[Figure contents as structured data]
++++++++++++++++++++
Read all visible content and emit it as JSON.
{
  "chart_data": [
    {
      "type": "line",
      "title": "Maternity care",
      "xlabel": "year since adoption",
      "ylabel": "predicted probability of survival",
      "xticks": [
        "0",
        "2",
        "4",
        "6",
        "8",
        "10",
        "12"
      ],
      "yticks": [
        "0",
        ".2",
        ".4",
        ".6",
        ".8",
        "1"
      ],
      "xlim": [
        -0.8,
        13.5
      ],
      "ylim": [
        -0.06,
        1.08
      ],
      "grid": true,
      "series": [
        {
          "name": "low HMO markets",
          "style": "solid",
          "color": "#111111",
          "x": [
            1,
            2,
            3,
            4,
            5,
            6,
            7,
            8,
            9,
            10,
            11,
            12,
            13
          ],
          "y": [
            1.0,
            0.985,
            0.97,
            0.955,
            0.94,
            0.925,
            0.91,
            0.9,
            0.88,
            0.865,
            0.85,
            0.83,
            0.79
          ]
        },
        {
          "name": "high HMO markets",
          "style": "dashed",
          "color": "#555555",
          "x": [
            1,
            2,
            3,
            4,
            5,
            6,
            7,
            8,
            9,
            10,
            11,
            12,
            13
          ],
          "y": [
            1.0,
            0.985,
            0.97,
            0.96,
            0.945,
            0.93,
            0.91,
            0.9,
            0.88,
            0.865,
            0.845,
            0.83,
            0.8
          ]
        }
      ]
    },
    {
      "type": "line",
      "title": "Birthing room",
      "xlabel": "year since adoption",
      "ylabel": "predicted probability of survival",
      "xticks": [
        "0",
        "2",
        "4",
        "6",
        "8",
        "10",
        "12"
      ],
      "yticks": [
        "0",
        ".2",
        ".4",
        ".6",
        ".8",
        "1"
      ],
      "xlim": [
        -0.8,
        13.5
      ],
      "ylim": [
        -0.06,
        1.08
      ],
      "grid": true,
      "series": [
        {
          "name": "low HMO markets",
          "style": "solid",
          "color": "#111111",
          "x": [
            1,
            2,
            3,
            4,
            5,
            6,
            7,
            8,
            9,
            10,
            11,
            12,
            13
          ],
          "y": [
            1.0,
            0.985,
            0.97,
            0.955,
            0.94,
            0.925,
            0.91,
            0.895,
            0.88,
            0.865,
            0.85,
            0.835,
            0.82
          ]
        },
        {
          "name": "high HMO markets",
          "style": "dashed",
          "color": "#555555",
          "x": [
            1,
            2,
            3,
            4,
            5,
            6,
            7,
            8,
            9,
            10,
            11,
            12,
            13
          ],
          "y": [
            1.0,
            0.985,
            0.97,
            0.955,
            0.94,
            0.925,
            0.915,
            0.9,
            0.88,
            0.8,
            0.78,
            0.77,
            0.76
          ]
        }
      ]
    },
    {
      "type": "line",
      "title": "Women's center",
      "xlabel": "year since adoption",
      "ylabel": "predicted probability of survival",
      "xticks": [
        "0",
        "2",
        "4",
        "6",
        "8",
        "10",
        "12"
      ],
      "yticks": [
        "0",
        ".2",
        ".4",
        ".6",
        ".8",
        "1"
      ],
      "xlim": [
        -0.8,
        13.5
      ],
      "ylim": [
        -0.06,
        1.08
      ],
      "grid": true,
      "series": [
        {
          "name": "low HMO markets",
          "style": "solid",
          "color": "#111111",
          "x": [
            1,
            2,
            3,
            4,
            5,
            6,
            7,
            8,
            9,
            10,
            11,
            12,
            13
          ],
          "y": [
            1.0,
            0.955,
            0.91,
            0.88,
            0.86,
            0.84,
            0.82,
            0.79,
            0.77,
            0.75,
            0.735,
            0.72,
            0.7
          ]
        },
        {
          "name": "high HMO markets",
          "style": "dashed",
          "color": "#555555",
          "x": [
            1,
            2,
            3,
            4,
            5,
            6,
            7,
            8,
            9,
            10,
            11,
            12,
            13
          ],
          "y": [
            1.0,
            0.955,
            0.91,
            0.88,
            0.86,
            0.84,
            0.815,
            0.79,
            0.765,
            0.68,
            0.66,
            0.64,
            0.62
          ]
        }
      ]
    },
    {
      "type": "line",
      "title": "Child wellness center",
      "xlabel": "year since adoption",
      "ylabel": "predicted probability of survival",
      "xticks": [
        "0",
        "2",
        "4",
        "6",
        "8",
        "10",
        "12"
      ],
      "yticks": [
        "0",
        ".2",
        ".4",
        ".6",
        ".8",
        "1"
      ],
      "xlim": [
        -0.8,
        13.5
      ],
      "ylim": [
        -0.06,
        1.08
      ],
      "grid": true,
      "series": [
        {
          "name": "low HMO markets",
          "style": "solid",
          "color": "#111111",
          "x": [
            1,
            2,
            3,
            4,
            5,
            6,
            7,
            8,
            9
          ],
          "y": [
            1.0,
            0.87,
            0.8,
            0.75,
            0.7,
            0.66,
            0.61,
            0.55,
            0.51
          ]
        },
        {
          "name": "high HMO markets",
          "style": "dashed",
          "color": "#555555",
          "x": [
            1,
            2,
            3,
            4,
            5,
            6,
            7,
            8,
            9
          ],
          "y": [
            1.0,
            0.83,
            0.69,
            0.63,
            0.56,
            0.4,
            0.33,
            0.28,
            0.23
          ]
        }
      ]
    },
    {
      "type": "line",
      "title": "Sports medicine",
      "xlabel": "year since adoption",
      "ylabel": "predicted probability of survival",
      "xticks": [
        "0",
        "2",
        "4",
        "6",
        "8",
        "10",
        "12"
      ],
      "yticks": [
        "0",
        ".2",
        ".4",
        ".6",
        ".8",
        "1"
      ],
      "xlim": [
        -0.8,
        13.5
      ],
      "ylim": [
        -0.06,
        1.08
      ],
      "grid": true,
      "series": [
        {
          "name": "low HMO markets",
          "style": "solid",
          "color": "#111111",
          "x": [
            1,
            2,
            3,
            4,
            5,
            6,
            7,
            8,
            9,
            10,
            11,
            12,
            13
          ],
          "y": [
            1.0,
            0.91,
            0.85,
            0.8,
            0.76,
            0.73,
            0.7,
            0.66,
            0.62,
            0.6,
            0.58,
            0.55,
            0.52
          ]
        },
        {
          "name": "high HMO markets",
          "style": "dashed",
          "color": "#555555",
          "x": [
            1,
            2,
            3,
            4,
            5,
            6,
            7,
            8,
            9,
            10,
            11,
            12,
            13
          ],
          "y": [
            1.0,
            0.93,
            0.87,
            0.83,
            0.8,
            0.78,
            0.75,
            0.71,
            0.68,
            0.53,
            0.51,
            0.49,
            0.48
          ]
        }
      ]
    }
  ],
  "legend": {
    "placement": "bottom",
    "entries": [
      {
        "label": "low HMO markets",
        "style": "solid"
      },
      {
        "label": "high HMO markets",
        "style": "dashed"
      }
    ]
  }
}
++++++++++++++++++++
Each record above should be repeated exactly as it appears.

Read all visible content and emit it as JSON.
{
  "chart_data": [
    {
      "type": "line",
      "title": "Maternity care",
      "xlabel": "year since adoption",
      "ylabel": "predicted probability of survival",
      "xticks": [
        "0",
        "2",
        "4",
        "6",
        "8",
        "10",
        "12"
      ],
      "yticks": [
        "0",
        ".2",
        ".4",
        ".6",
        ".8",
        "1"
      ],
      "xlim": [
        -0.8,
        13.5
      ],
      "ylim": [
        -0.06,
        1.08
      ],
      "grid": true,
      "series": [
        {
          "name": "low HMO markets",
          "style": "solid",
          "color": "#111111",
          "x": [
            1,
            2,
            3,
            4,
            5,
            6,
            7,
            8,
            9,
            10,
            11,
            12,
            13
          ],
          "y": [
            1.0,
            0.985,
            0.97,
            0.955,
            0.94,
            0.925,
            0.91,
            0.9,
            0.88,
            0.865,
            0.85,
            0.83,
            0.79
          ]
        },
        {
          "name": "high HMO markets",
          "style": "dashed",
          "color": "#555555",
          "x": [
            1,
            2,
            3,
            4,
            5,
            6,
            7,
            8,
            9,
            10,
            11,
            12,
            13
          ],
          "y": [
            1.0,
            0.985,
            0.97,
            0.96,
            0.945,
            0.93,
            0.91,
            0.9,
            0.88,
            0.865,
            0.845,
            0.83,
            0.8
          ]
        }
      ]
    },
    {
      "type": "line",
      "title": "Birthing room",
      "xlabel": "year since adoption",
      "ylabel": "predicted probability of survival",
      "xticks": [
        "0",
        "2",
        "4",
        "6",
        "8",
        "10",
        "12"
      ],
      "yticks": [
        "0",
        ".2",
        ".4",
        ".6",
        ".8",
        "1"
      ],
      "xlim": [
        -0.8,
        13.5
      ],
      "ylim": [
        -0.06,
        1.08
      ],
      "grid": true,
      "series": [
        {
          "name": "low HMO markets",
          "style": "solid",
          "color": "#111111",
          "x": [
            1,
            2,
            3,
            4,
            5,
            6,
            7,
            8,
            9,
            10,
            11,
            12,
            13
          ],
          "y": [
            1.0,
            0.985,
            0.97,
            0.955,
            0.94,
            0.925,
            0.91,
            0.895,
            0.88,
            0.865,
            0.85,
            0.835,
            0.82
          ]
        },
        {
          "name": "high HMO markets",
          "style": "dashed",
          "color": "#555555",
          "x": [
            1,
            2,
            3,
            4,
            5,
            6,
            7,
            8,
            9,
            10,
            11,
            12,
            13
          ],
          "y": [
            1.0,
            0.985,
            0.97,
            0.955,
            0.94,
            0.925,
            0.915,
            0.9,
            0.88,
            0.8,
            0.78,
            0.77,
            0.76
          ]
        }
      ]
    },
    {
      "type": "line",
      "title": "Women's center",
      "xlabel": "year since adoption",
      "ylabel": "predicted probability of survival",
      "xticks": [
        "0",
        "2",
        "4",
        "6",
        "8",
        "10",
        "12"
      ],
      "yticks": [
        "0",
        ".2",
        ".4",
        ".6",
        ".8",
        "1"
      ],
      "xlim": [
        -0.8,
        13.5
      ],
      "ylim": [
        -0.06,
        1.08
      ],
      "grid": true,
      "series": [
        {
          "name": "low HMO markets",
          "style": "solid",
          "color": "#111111",
          "x": [
            1,
            2,
            3,
            4,
            5,
            6,
            7,
            8,
            9,
            10,
            11,
            12,
            13
          ],
          "y": [
            1.0,
            0.955,
            0.91,
            0.88,
            0.86,
            0.84,
            0.82,
            0.79,
            0.77,
            0.75,
            0.735,
            0.72,
            0.7
          ]
        },
        {
          "name": "high HMO markets",
          "style": "dashed",
          "color": "#555555",
          "x": [
            1,
            2,
            3,
            4,
            5,
            6,
            7,
            8,
            9,
            10,
            11,
            12,
            13
          ],
          "y": [
            1.0,
            0.955,
            0.91,
            0.88,
            0.86,
            0.84,
            0.815,
            0.79,
            0.765,
            0.68,
            0.66,
            0.64,
            0.62
          ]
        }
      ]
    },
    {
      "type": "line",
      "title": "Child wellness center",
      "xlabel": "year since adoption",
      "ylabel": "predicted probability of survival",
      "xticks": [
        "0",
        "2",
        "4",
        "6",
        "8",
        "10",
        "12"
      ],
      "yticks": [
        "0",
        ".2",
        ".4",
        ".6",
        ".8",
        "1"
      ],
      "xlim": [
        -0.8,
        13.5
      ],
      "ylim": [
        -0.06,
        1.08
      ],
      "grid": true,
      "series": [
        {
          "name": "low HMO markets",
          "style": "solid",
          "color": "#111111",
          "x": [
            1,
            2,
            3,
            4,
            5,
            6,
            7,
            8,
            9
          ],
          "y": [
            1.0,
            0.87,
            0.8,
            0.75,
            0.7,
            0.66,
            0.61,
            0.55,
            0.51
          ]
        },
        {
          "name": "high HMO markets",
          "style": "dashed",
          "color": "#555555",
          "x": [
            1,
            2,
            3,
            4,
            5,
            6,
            7,
            8,
            9
          ],
          "y": [
            1.0,
            0.83,
            0.69,
            0.63,
            0.56,
            0.4,
            0.33,
            0.28,
            0.23
          ]
        }
      ]
    },
    {
      "type": "line",
      "title": "Sports medicine",
      "xlabel": "year since adoption",
      "ylabel": "predicted probability of survival",
      "xticks": [
        "0",
        "2",
        "4",
        "6",
        "8",
        "10",
        "12"
      ],
      "yticks": [
        "0",
        ".2",
        ".4",
        ".6",
        ".8",
        "1"
      ],
      "xlim": [
        -0.8,
        13.5
      ],
      "ylim": [
        -0.06,
        1.08
      ],
      "grid": true,
      "series": [
        {
          "name": "low HMO markets",
          "style": "solid",
          "color": "#111111",
          "x": [
            1,
            2,
            3,
            4,
            5,
            6,
            7,
            8,
            9,
            10,
            11,
            12,
            13
          ],
          "y": [
            1.0,
            0.91,
            0.85,
            0.8,
            0.76,
            0.73,
            0.7,
            0.66,
            0.62,
            0.6,
            0.58,
            0.55,
            0.52
          ]
        },
        {
          "name": "high HMO markets",
          "style": "dashed",
          "color": "#555555",
          "x": [
            1,
            2,
            3,
            4,
            5,
            6,
            7,
            8,
            9,
            10,
            11,
            12,
            13
          ],
          "y": [
            1.0,
            0.93,
            0.87,
            0.83,
            0.8,
            0.78,
            0.75,
            0.71,
            0.68,
            0.53,
            0.51,
            0.49,
            0.48
          ]
        }
      ]
    }
  ],
  "legend": {
    "placement": "bottom",
    "entries": [
      {
        "label": "low HMO markets",
        "style": "solid"
      },
      {
        "label": "high HMO markets",
        "style": "dashed"
      }
    ]
  }
}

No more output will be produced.